### Aim of the exercise
Your task is to transcribe all of the records exactly and leave out the pictures.

### Source data
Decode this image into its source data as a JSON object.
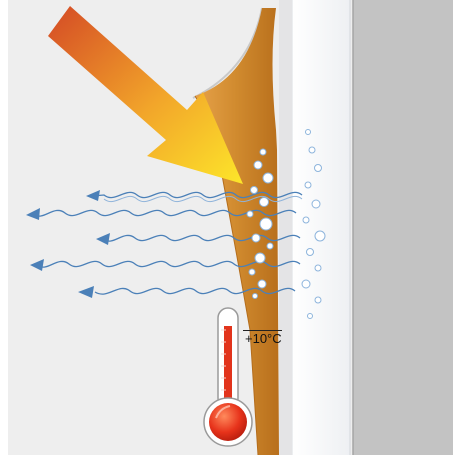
{
  "temperature": {
    "label": "+10°C"
  },
  "colors": {
    "background": "#eeeeee",
    "right_panel": "#c3c3c3",
    "insulation": "#f7f8fa",
    "membrane": "#d38a2c",
    "sun_arrow_start": "#d64a24",
    "sun_arrow_end": "#fde428",
    "heat_waves": "#4b80b8",
    "thermometer_red": "#e2341c"
  },
  "icons": [
    "sun-ray-arrow-icon",
    "heat-wave-arrow-icon",
    "moisture-bubble-icon",
    "thermometer-icon"
  ]
}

### Answer to the task
Decode this image into its source data as a JSON object.
{
  "temperature": {
    "label": "+10°C"
  },
  "colors": {
    "background": "#eeeeee",
    "right_panel": "#c3c3c3",
    "insulation": "#f7f8fa",
    "membrane": "#d38a2c",
    "sun_arrow_start": "#d64a24",
    "sun_arrow_end": "#fde428",
    "heat_waves": "#4b80b8",
    "thermometer_red": "#e2341c"
  },
  "icons": [
    "sun-ray-arrow-icon",
    "heat-wave-arrow-icon",
    "moisture-bubble-icon",
    "thermometer-icon"
  ]
}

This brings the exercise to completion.